What this task involves:
Copy out each line in the material below that has the word "Front".

Raw data:
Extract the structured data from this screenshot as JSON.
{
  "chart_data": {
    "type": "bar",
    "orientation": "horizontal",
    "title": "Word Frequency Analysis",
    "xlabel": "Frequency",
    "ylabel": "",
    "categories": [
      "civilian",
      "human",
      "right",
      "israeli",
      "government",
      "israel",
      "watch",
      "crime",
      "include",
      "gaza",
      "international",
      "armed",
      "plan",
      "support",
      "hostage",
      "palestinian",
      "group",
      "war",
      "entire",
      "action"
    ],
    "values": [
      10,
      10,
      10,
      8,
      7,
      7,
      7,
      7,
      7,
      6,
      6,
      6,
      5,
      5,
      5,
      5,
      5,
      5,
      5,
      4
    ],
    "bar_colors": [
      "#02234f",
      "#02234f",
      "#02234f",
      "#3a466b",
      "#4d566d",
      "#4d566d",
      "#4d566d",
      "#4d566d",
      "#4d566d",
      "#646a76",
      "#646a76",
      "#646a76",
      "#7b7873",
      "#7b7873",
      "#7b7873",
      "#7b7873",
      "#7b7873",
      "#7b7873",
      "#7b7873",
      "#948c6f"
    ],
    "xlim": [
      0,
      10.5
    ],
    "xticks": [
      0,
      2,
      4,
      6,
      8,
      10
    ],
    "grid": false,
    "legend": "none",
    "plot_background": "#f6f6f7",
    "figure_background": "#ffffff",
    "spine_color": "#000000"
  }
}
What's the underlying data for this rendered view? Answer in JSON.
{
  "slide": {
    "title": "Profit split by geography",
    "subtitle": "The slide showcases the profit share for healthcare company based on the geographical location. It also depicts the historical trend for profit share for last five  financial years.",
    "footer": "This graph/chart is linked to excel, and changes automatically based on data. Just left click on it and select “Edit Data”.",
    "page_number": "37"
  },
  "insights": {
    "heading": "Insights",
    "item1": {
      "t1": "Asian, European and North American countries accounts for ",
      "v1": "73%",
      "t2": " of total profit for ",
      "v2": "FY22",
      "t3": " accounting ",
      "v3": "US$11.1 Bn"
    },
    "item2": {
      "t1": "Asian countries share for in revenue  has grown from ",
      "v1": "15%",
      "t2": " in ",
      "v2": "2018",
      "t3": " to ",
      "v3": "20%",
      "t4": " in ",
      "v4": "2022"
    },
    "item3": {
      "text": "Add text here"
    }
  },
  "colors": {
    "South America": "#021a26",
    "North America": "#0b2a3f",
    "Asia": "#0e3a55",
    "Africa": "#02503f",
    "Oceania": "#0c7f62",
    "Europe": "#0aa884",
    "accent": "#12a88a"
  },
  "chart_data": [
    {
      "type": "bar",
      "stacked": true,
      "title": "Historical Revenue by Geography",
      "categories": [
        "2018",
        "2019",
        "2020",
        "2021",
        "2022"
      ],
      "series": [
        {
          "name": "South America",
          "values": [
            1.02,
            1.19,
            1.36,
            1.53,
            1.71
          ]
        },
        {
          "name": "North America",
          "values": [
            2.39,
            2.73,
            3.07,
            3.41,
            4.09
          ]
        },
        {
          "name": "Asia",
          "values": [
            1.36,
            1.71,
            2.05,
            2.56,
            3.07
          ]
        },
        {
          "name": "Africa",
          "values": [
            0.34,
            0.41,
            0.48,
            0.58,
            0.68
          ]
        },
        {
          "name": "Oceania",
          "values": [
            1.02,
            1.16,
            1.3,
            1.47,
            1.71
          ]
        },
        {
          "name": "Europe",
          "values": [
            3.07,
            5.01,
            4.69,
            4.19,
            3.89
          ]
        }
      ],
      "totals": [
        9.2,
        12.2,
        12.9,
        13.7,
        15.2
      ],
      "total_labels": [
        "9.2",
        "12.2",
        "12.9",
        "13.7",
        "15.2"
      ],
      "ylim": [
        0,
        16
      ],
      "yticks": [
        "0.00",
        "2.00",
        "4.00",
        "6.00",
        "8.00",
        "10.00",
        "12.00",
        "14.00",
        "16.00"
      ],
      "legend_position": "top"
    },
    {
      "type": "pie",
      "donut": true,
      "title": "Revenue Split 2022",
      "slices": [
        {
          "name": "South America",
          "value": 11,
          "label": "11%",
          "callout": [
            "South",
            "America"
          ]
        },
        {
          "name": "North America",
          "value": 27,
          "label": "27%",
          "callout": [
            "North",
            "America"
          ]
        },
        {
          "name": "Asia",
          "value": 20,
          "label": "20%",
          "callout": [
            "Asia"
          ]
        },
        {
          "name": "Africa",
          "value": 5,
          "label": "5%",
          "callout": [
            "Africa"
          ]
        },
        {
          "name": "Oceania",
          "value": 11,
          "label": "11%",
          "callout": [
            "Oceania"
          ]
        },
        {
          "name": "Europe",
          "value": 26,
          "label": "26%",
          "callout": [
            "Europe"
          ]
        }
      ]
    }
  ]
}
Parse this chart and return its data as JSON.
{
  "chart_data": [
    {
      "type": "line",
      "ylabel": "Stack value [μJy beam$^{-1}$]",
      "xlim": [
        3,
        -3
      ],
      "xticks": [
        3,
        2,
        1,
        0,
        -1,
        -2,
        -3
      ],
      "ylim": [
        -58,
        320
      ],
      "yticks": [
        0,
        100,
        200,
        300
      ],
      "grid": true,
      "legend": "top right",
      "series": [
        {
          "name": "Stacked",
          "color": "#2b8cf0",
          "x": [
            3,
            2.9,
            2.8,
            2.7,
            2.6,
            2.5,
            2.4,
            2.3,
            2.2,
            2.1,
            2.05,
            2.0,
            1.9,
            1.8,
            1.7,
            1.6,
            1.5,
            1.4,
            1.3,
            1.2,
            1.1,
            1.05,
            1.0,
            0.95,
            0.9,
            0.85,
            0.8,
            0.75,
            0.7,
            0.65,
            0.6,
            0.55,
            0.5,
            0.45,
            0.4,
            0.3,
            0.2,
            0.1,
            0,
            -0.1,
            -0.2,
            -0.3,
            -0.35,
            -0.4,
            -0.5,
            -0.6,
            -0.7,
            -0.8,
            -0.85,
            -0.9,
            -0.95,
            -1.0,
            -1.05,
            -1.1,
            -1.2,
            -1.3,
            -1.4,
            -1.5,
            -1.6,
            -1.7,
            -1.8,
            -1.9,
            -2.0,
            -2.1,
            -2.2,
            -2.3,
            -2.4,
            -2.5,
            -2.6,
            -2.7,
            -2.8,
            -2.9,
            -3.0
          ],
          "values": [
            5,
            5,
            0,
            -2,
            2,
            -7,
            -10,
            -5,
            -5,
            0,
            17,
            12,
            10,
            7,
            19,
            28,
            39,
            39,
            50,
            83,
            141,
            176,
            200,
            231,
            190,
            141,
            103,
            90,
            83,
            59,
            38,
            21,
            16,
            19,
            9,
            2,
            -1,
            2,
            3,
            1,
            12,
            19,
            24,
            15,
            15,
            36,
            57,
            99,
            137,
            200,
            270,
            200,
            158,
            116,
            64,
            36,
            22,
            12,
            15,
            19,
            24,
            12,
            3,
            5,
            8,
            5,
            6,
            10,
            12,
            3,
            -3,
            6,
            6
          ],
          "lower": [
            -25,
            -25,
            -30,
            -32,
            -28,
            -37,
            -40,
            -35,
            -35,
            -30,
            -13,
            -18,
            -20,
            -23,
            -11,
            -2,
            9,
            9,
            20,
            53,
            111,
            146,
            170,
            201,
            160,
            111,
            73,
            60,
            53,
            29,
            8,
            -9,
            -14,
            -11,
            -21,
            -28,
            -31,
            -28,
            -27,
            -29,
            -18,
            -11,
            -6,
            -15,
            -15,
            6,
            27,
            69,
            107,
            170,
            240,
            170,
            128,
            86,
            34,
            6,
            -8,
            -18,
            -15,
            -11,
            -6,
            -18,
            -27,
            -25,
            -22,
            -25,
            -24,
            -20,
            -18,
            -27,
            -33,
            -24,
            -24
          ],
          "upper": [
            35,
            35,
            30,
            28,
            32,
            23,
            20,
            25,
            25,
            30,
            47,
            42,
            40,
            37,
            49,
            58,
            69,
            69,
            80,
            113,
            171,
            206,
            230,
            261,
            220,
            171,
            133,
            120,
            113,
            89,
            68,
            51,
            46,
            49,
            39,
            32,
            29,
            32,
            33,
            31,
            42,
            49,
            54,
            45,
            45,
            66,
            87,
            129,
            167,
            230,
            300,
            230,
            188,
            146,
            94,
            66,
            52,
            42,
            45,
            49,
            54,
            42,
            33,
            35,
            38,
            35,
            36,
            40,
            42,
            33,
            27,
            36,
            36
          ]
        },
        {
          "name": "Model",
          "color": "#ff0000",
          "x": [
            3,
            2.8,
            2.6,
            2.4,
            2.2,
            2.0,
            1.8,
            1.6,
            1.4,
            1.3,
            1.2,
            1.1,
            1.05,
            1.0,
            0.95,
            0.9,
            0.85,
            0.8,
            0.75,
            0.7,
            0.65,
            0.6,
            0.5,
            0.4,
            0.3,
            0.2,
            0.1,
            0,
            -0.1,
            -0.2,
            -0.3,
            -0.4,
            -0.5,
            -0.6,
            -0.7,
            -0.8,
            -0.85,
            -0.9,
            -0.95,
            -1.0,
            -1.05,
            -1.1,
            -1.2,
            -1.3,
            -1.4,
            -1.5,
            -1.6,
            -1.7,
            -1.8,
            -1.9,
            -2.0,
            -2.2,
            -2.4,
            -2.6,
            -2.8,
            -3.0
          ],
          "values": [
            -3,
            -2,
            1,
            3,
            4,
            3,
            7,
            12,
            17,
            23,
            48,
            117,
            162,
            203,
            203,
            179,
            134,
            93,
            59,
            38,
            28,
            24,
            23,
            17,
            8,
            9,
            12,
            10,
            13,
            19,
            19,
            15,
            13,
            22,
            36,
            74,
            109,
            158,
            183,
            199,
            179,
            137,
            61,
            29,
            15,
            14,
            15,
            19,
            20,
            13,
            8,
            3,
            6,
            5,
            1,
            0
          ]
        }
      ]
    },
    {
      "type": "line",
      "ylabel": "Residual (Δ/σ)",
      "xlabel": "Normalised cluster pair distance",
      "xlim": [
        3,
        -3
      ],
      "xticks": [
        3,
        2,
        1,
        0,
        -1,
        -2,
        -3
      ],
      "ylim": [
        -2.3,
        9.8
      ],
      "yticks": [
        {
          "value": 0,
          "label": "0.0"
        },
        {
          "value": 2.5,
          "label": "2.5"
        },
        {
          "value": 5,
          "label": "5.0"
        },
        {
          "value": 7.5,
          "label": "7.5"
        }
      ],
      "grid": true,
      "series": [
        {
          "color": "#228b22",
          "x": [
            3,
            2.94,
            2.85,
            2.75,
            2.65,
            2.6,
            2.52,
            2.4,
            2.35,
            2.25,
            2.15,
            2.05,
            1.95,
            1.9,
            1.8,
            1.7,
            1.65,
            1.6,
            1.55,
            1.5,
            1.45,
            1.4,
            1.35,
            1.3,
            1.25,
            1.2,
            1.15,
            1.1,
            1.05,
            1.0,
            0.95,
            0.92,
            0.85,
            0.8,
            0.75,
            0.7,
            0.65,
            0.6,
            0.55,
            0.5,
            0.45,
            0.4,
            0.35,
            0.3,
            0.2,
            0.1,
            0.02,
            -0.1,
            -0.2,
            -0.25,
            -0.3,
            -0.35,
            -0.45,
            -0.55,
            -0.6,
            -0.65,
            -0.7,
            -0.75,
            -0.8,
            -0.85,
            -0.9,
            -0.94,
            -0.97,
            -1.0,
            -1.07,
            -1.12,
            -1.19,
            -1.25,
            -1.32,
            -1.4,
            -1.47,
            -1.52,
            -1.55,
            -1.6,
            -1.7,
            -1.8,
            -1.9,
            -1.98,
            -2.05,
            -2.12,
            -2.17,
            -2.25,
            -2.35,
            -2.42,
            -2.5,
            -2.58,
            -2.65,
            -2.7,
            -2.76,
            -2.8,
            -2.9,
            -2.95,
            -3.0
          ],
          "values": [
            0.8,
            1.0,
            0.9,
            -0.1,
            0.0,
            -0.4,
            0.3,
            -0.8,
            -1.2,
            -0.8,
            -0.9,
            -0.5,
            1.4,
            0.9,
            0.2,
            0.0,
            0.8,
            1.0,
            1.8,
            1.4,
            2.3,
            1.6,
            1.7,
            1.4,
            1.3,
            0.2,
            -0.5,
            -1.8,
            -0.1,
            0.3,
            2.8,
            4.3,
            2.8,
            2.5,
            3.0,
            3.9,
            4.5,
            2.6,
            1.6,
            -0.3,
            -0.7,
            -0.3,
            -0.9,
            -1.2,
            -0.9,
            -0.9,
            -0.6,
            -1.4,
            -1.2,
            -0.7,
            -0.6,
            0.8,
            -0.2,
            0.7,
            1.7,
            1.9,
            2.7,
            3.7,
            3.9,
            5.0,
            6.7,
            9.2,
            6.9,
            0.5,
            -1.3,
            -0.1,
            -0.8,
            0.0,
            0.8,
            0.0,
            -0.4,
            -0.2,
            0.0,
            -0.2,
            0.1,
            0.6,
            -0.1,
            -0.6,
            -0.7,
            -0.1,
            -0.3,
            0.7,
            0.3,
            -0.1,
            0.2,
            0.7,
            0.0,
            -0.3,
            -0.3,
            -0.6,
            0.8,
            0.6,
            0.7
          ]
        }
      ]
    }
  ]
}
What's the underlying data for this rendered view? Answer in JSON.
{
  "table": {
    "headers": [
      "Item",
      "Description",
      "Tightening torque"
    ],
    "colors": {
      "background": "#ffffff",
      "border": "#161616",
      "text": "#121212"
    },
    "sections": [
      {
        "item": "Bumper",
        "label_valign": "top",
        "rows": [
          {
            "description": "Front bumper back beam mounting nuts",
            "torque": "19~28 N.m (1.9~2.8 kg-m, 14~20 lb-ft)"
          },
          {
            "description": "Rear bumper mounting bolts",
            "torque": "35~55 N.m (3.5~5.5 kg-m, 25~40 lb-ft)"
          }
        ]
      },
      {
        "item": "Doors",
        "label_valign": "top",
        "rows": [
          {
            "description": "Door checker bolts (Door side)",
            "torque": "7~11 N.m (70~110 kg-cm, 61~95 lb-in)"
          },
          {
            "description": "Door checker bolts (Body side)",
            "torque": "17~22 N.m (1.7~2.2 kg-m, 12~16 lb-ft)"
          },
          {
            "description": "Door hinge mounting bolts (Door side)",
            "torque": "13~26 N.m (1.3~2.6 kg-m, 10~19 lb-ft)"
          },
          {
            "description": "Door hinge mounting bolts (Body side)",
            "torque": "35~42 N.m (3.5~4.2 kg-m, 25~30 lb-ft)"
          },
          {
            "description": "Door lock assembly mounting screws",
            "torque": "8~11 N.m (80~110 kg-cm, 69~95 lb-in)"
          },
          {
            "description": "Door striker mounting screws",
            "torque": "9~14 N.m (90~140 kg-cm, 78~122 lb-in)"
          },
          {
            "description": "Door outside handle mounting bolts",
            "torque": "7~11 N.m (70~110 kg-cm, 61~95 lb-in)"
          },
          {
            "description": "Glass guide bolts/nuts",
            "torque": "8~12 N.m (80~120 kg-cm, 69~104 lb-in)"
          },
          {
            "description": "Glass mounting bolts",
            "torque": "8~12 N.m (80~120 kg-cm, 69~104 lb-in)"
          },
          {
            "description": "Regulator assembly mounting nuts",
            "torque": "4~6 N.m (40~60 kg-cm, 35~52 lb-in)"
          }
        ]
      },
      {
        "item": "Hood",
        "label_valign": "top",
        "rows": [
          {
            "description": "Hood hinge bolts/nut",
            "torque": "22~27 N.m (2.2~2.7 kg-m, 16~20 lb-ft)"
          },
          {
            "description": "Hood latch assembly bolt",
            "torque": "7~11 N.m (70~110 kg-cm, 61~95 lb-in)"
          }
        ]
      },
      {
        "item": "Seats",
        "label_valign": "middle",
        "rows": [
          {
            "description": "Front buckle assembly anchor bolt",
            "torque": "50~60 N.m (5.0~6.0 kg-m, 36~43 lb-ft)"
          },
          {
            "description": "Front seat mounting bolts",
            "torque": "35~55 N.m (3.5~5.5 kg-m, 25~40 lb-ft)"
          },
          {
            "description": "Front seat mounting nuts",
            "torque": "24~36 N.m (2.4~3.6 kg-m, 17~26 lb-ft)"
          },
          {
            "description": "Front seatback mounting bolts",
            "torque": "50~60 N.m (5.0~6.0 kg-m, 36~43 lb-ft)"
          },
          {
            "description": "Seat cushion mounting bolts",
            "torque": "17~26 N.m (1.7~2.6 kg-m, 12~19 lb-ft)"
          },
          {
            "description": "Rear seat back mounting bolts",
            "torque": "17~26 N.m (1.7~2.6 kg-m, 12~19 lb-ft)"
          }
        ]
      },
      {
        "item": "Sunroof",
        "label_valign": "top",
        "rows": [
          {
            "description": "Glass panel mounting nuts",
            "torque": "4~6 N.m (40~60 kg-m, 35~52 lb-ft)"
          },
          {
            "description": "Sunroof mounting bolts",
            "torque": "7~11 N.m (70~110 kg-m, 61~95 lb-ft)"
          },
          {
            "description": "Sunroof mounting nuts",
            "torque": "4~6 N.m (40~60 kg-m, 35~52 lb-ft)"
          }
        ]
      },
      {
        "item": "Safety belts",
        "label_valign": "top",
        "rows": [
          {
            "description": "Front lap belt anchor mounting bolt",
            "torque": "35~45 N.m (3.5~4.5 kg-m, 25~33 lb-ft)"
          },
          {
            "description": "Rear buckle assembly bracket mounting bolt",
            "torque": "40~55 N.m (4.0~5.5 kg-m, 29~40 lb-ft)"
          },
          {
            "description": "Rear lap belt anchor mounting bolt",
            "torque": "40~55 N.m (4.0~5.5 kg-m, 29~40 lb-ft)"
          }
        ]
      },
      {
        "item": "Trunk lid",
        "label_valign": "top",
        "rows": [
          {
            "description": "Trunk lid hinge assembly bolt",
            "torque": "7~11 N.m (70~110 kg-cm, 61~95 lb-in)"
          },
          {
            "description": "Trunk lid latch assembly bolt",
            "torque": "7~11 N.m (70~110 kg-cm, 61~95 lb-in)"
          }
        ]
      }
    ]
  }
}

Final result:
            "description": "Front bumper back beam mounting nuts",
            "description": "Front buckle assembly anchor bolt",
            "description": "Front seat mounting bolts",
            "description": "Front seat mounting nuts",
            "description": "Front seatback mounting bolts",
            "description": "Front lap belt anchor mounting bolt",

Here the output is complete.